GOAL:
Return nothing but the lines from the line with "Decode this image" through the last line of the entries that follow, copied exactly and free of pictures.

DATA PROVIDED:

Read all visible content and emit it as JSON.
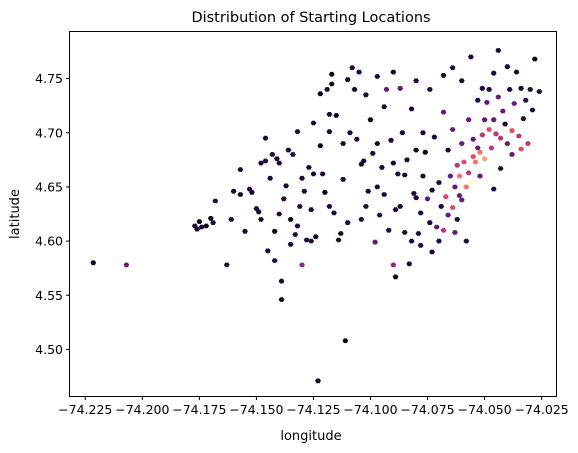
{
  "chart_data": {
    "type": "scatter",
    "title": "Distribution of Starting Locations",
    "xlabel": "longitude",
    "ylabel": "latitude",
    "xlim": [
      -74.2317,
      -74.0187
    ],
    "ylim": [
      4.457,
      4.793
    ],
    "x_ticks": [
      -74.225,
      -74.2,
      -74.175,
      -74.15,
      -74.125,
      -74.1,
      -74.075,
      -74.05,
      -74.025
    ],
    "x_tick_labels": [
      "−74.225",
      "−74.200",
      "−74.175",
      "−74.150",
      "−74.125",
      "−74.100",
      "−74.075",
      "−74.050",
      "−74.025"
    ],
    "y_ticks": [
      4.5,
      4.55,
      4.6,
      4.65,
      4.7,
      4.75
    ],
    "y_tick_labels": [
      "4.50",
      "4.55",
      "4.60",
      "4.65",
      "4.70",
      "4.75"
    ],
    "grid": false,
    "colormap": "inferno",
    "color_scale": {
      "low": "#000004",
      "low_mid": "#3b0f70",
      "mid": "#8c2981",
      "high_mid": "#de4968",
      "high": "#fe9f6d",
      "max": "#fcfdbf"
    },
    "points": [
      [
        -74.2215,
        4.58,
        0.05
      ],
      [
        -74.207,
        4.578,
        0.3
      ],
      [
        -74.177,
        4.614,
        0.1
      ],
      [
        -74.176,
        4.611,
        0.1
      ],
      [
        -74.175,
        4.618,
        0.05
      ],
      [
        -74.174,
        4.613,
        0.1
      ],
      [
        -74.172,
        4.614,
        0.05
      ],
      [
        -74.17,
        4.621,
        0.05
      ],
      [
        -74.169,
        4.617,
        0.1
      ],
      [
        -74.168,
        4.637,
        0.1
      ],
      [
        -74.163,
        4.578,
        0.1
      ],
      [
        -74.161,
        4.62,
        0.1
      ],
      [
        -74.157,
        4.643,
        0.05
      ],
      [
        -74.155,
        4.609,
        0.1
      ],
      [
        -74.153,
        4.648,
        0.1
      ],
      [
        -74.152,
        4.645,
        0.1
      ],
      [
        -74.15,
        4.63,
        0.1
      ],
      [
        -74.149,
        4.627,
        0.05
      ],
      [
        -74.148,
        4.672,
        0.1
      ],
      [
        -74.146,
        4.674,
        0.1
      ],
      [
        -74.145,
        4.591,
        0.1
      ],
      [
        -74.144,
        4.658,
        0.1
      ],
      [
        -74.143,
        4.68,
        0.1
      ],
      [
        -74.142,
        4.609,
        0.05
      ],
      [
        -74.141,
        4.676,
        0.1
      ],
      [
        -74.14,
        4.625,
        0.1
      ],
      [
        -74.139,
        4.563,
        0.1
      ],
      [
        -74.139,
        4.546,
        0.05
      ],
      [
        -74.138,
        4.639,
        0.1
      ],
      [
        -74.137,
        4.651,
        0.1
      ],
      [
        -74.136,
        4.684,
        0.1
      ],
      [
        -74.135,
        4.62,
        0.05
      ],
      [
        -74.134,
        4.68,
        0.1
      ],
      [
        -74.133,
        4.606,
        0.1
      ],
      [
        -74.132,
        4.614,
        0.1
      ],
      [
        -74.131,
        4.632,
        0.1
      ],
      [
        -74.13,
        4.578,
        0.4
      ],
      [
        -74.13,
        4.658,
        0.1
      ],
      [
        -74.129,
        4.646,
        0.1
      ],
      [
        -74.128,
        4.601,
        0.1
      ],
      [
        -74.127,
        4.668,
        0.1
      ],
      [
        -74.126,
        4.629,
        0.1
      ],
      [
        -74.125,
        4.662,
        0.1
      ],
      [
        -74.124,
        4.604,
        0.05
      ],
      [
        -74.123,
        4.471,
        0.05
      ],
      [
        -74.122,
        4.736,
        0.05
      ],
      [
        -74.122,
        4.688,
        0.05
      ],
      [
        -74.121,
        4.662,
        0.1
      ],
      [
        -74.12,
        4.645,
        0.05
      ],
      [
        -74.119,
        4.74,
        0.1
      ],
      [
        -74.118,
        4.701,
        0.1
      ],
      [
        -74.117,
        4.745,
        0.05
      ],
      [
        -74.117,
        4.754,
        0.05
      ],
      [
        -74.116,
        4.626,
        0.1
      ],
      [
        -74.115,
        4.716,
        0.05
      ],
      [
        -74.114,
        4.601,
        0.1
      ],
      [
        -74.113,
        4.607,
        0.05
      ],
      [
        -74.112,
        4.657,
        0.1
      ],
      [
        -74.111,
        4.508,
        0.05
      ],
      [
        -74.11,
        4.749,
        0.1
      ],
      [
        -74.109,
        4.7,
        0.1
      ],
      [
        -74.108,
        4.76,
        0.1
      ],
      [
        -74.107,
        4.74,
        0.05
      ],
      [
        -74.106,
        4.694,
        0.1
      ],
      [
        -74.105,
        4.756,
        0.1
      ],
      [
        -74.104,
        4.62,
        0.1
      ],
      [
        -74.103,
        4.674,
        0.1
      ],
      [
        -74.102,
        4.735,
        0.1
      ],
      [
        -74.101,
        4.646,
        0.1
      ],
      [
        -74.1,
        4.712,
        0.05
      ],
      [
        -74.099,
        4.681,
        0.1
      ],
      [
        -74.098,
        4.599,
        0.3
      ],
      [
        -74.097,
        4.65,
        0.1
      ],
      [
        -74.097,
        4.752,
        0.1
      ],
      [
        -74.096,
        4.624,
        0.1
      ],
      [
        -74.095,
        4.668,
        0.1
      ],
      [
        -74.094,
        4.724,
        0.1
      ],
      [
        -74.093,
        4.74,
        0.3
      ],
      [
        -74.092,
        4.61,
        0.1
      ],
      [
        -74.091,
        4.693,
        0.1
      ],
      [
        -74.09,
        4.756,
        0.05
      ],
      [
        -74.09,
        4.578,
        0.4
      ],
      [
        -74.089,
        4.629,
        0.1
      ],
      [
        -74.089,
        4.567,
        0.05
      ],
      [
        -74.088,
        4.662,
        0.1
      ],
      [
        -74.087,
        4.741,
        0.3
      ],
      [
        -74.086,
        4.7,
        0.1
      ],
      [
        -74.085,
        4.608,
        0.1
      ],
      [
        -74.084,
        4.675,
        0.1
      ],
      [
        -74.083,
        4.579,
        0.1
      ],
      [
        -74.082,
        4.722,
        0.1
      ],
      [
        -74.081,
        4.644,
        0.1
      ],
      [
        -74.08,
        4.684,
        0.05
      ],
      [
        -74.079,
        4.607,
        0.1
      ],
      [
        -74.078,
        4.626,
        0.1
      ],
      [
        -74.077,
        4.66,
        0.1
      ],
      [
        -74.077,
        4.7,
        0.1
      ],
      [
        -74.076,
        4.682,
        0.05
      ],
      [
        -74.075,
        4.639,
        0.3
      ],
      [
        -74.074,
        4.617,
        0.1
      ],
      [
        -74.073,
        4.647,
        0.1
      ],
      [
        -74.072,
        4.696,
        0.1
      ],
      [
        -74.071,
        4.613,
        0.3
      ],
      [
        -74.07,
        4.654,
        0.1
      ],
      [
        -74.069,
        4.632,
        0.1
      ],
      [
        -74.068,
        4.719,
        0.3
      ],
      [
        -74.068,
        4.61,
        0.5
      ],
      [
        -74.067,
        4.641,
        0.6
      ],
      [
        -74.066,
        4.684,
        0.1
      ],
      [
        -74.066,
        4.624,
        0.3
      ],
      [
        -74.065,
        4.66,
        0.3
      ],
      [
        -74.064,
        4.703,
        0.3
      ],
      [
        -74.064,
        4.631,
        0.6
      ],
      [
        -74.063,
        4.65,
        0.3
      ],
      [
        -74.062,
        4.67,
        0.5
      ],
      [
        -74.062,
        4.62,
        0.1
      ],
      [
        -74.061,
        4.642,
        0.3
      ],
      [
        -74.061,
        4.66,
        0.7
      ],
      [
        -74.06,
        4.69,
        0.3
      ],
      [
        -74.06,
        4.638,
        0.3
      ],
      [
        -74.059,
        4.673,
        0.6
      ],
      [
        -74.058,
        4.65,
        0.7
      ],
      [
        -74.057,
        4.712,
        0.3
      ],
      [
        -74.057,
        4.663,
        0.5
      ],
      [
        -74.056,
        4.655,
        1.0
      ],
      [
        -74.055,
        4.678,
        0.6
      ],
      [
        -74.055,
        4.694,
        0.3
      ],
      [
        -74.054,
        4.673,
        0.7
      ],
      [
        -74.053,
        4.686,
        0.3
      ],
      [
        -74.053,
        4.73,
        0.1
      ],
      [
        -74.052,
        4.682,
        0.7
      ],
      [
        -74.051,
        4.741,
        0.1
      ],
      [
        -74.051,
        4.698,
        0.5
      ],
      [
        -74.05,
        4.676,
        0.8
      ],
      [
        -74.05,
        4.712,
        0.3
      ],
      [
        -74.049,
        4.728,
        0.3
      ],
      [
        -74.048,
        4.703,
        0.6
      ],
      [
        -74.048,
        4.74,
        0.1
      ],
      [
        -74.047,
        4.686,
        0.5
      ],
      [
        -74.046,
        4.755,
        0.1
      ],
      [
        -74.046,
        4.712,
        0.3
      ],
      [
        -74.045,
        4.699,
        0.5
      ],
      [
        -74.044,
        4.776,
        0.1
      ],
      [
        -74.044,
        4.733,
        0.3
      ],
      [
        -74.043,
        4.695,
        0.5
      ],
      [
        -74.042,
        4.72,
        0.3
      ],
      [
        -74.041,
        4.708,
        0.1
      ],
      [
        -74.04,
        4.761,
        0.1
      ],
      [
        -74.04,
        4.69,
        0.3
      ],
      [
        -74.039,
        4.74,
        0.1
      ],
      [
        -74.038,
        4.702,
        0.6
      ],
      [
        -74.037,
        4.727,
        0.3
      ],
      [
        -74.036,
        4.756,
        0.1
      ],
      [
        -74.035,
        4.697,
        0.5
      ],
      [
        -74.034,
        4.741,
        0.1
      ],
      [
        -74.033,
        4.713,
        0.1
      ],
      [
        -74.032,
        4.73,
        0.1
      ],
      [
        -74.03,
        4.74,
        0.1
      ],
      [
        -74.029,
        4.721,
        0.1
      ],
      [
        -74.028,
        4.768,
        0.05
      ],
      [
        -74.026,
        4.738,
        0.1
      ],
      [
        -74.058,
        4.6,
        0.1
      ],
      [
        -74.063,
        4.608,
        0.3
      ],
      [
        -74.07,
        4.6,
        0.1
      ],
      [
        -74.073,
        4.59,
        0.1
      ],
      [
        -74.078,
        4.596,
        0.1
      ],
      [
        -74.082,
        4.6,
        0.1
      ],
      [
        -74.046,
        4.648,
        0.1
      ],
      [
        -74.043,
        4.667,
        0.1
      ],
      [
        -74.052,
        4.66,
        0.3
      ],
      [
        -74.038,
        4.68,
        0.3
      ],
      [
        -74.034,
        4.685,
        0.6
      ],
      [
        -74.031,
        4.69,
        0.5
      ],
      [
        -74.074,
        4.74,
        0.1
      ],
      [
        -74.08,
        4.748,
        0.1
      ],
      [
        -74.06,
        4.748,
        0.1
      ],
      [
        -74.056,
        4.77,
        0.1
      ],
      [
        -74.064,
        4.76,
        0.1
      ],
      [
        -74.068,
        4.753,
        0.1
      ],
      [
        -74.157,
        4.666,
        0.1
      ],
      [
        -74.146,
        4.695,
        0.1
      ],
      [
        -74.14,
        4.672,
        0.1
      ],
      [
        -74.132,
        4.701,
        0.1
      ],
      [
        -74.125,
        4.709,
        0.1
      ],
      [
        -74.118,
        4.717,
        0.1
      ],
      [
        -74.112,
        4.69,
        0.1
      ],
      [
        -74.104,
        4.671,
        0.1
      ],
      [
        -74.097,
        4.69,
        0.1
      ],
      [
        -74.09,
        4.672,
        0.1
      ],
      [
        -74.085,
        4.661,
        0.1
      ],
      [
        -74.08,
        4.64,
        0.1
      ],
      [
        -74.087,
        4.632,
        0.1
      ],
      [
        -74.094,
        4.643,
        0.1
      ],
      [
        -74.102,
        4.632,
        0.1
      ],
      [
        -74.11,
        4.617,
        0.1
      ],
      [
        -74.118,
        4.632,
        0.1
      ],
      [
        -74.126,
        4.6,
        0.1
      ],
      [
        -74.135,
        4.597,
        0.1
      ],
      [
        -74.142,
        4.582,
        0.1
      ],
      [
        -74.148,
        4.62,
        0.1
      ],
      [
        -74.16,
        4.646,
        0.1
      ]
    ]
  }
}
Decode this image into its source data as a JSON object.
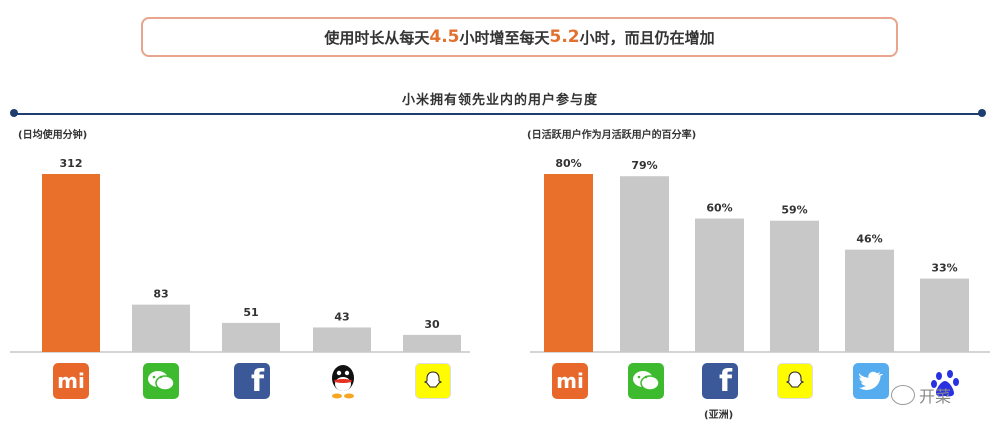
{
  "banner": {
    "part1": "使用时长从每天",
    "num1": "4.5",
    "part2": "小时增至每天",
    "num2": "5.2",
    "part3": "小时，而且仍在增加"
  },
  "section_title": "小米拥有领先业内的用户参与度",
  "colors": {
    "highlight": "#e8702a",
    "bar": "#c8c8c8",
    "line": "#1f3e70"
  },
  "chart_data": [
    {
      "type": "bar",
      "title": "(日均使用分钟)",
      "categories": [
        "Mi",
        "WeChat",
        "Facebook",
        "QQ",
        "Snapchat"
      ],
      "values": [
        312,
        83,
        51,
        43,
        30
      ],
      "value_labels": [
        "312",
        "83",
        "51",
        "43",
        "30"
      ],
      "highlight_index": 0,
      "ylim": [
        0,
        312
      ],
      "icons": [
        "mi-logo-icon",
        "wechat-icon",
        "facebook-icon",
        "qq-icon",
        "snapchat-icon"
      ]
    },
    {
      "type": "bar",
      "title": "(日活跃用户作为月活跃用户的百分率)",
      "categories": [
        "Mi",
        "WeChat",
        "Facebook",
        "Snapchat",
        "Twitter",
        "Baidu"
      ],
      "values": [
        80,
        79,
        60,
        59,
        46,
        33
      ],
      "value_labels": [
        "80%",
        "79%",
        "60%",
        "59%",
        "46%",
        "33%"
      ],
      "highlight_index": 0,
      "ylim": [
        0,
        80
      ],
      "icons": [
        "mi-logo-icon",
        "wechat-icon",
        "facebook-icon",
        "snapchat-icon",
        "twitter-icon",
        "baidu-icon"
      ],
      "notes": [
        "",
        "",
        "(亚洲)",
        "",
        "",
        ""
      ]
    }
  ],
  "icon_text": {
    "mi": "mi",
    "facebook": "f",
    "wechat_small": "WeChat"
  },
  "watermark": "开菜"
}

OUTPUT FOR THIS EXERCISE:
Decode this image into its source data as a JSON object.
{
  "banner": {
    "part1": "使用时长从每天",
    "num1": "4.5",
    "part2": "小时增至每天",
    "num2": "5.2",
    "part3": "小时，而且仍在增加"
  },
  "section_title": "小米拥有领先业内的用户参与度",
  "colors": {
    "highlight": "#e8702a",
    "bar": "#c8c8c8",
    "line": "#1f3e70"
  },
  "chart_data": [
    {
      "type": "bar",
      "title": "(日均使用分钟)",
      "categories": [
        "Mi",
        "WeChat",
        "Facebook",
        "QQ",
        "Snapchat"
      ],
      "values": [
        312,
        83,
        51,
        43,
        30
      ],
      "value_labels": [
        "312",
        "83",
        "51",
        "43",
        "30"
      ],
      "highlight_index": 0,
      "ylim": [
        0,
        312
      ],
      "icons": [
        "mi-logo-icon",
        "wechat-icon",
        "facebook-icon",
        "qq-icon",
        "snapchat-icon"
      ]
    },
    {
      "type": "bar",
      "title": "(日活跃用户作为月活跃用户的百分率)",
      "categories": [
        "Mi",
        "WeChat",
        "Facebook",
        "Snapchat",
        "Twitter",
        "Baidu"
      ],
      "values": [
        80,
        79,
        60,
        59,
        46,
        33
      ],
      "value_labels": [
        "80%",
        "79%",
        "60%",
        "59%",
        "46%",
        "33%"
      ],
      "highlight_index": 0,
      "ylim": [
        0,
        80
      ],
      "icons": [
        "mi-logo-icon",
        "wechat-icon",
        "facebook-icon",
        "snapchat-icon",
        "twitter-icon",
        "baidu-icon"
      ],
      "notes": [
        "",
        "",
        "(亚洲)",
        "",
        "",
        ""
      ]
    }
  ],
  "icon_text": {
    "mi": "mi",
    "facebook": "f",
    "wechat_small": "WeChat"
  },
  "watermark": "开菜"
}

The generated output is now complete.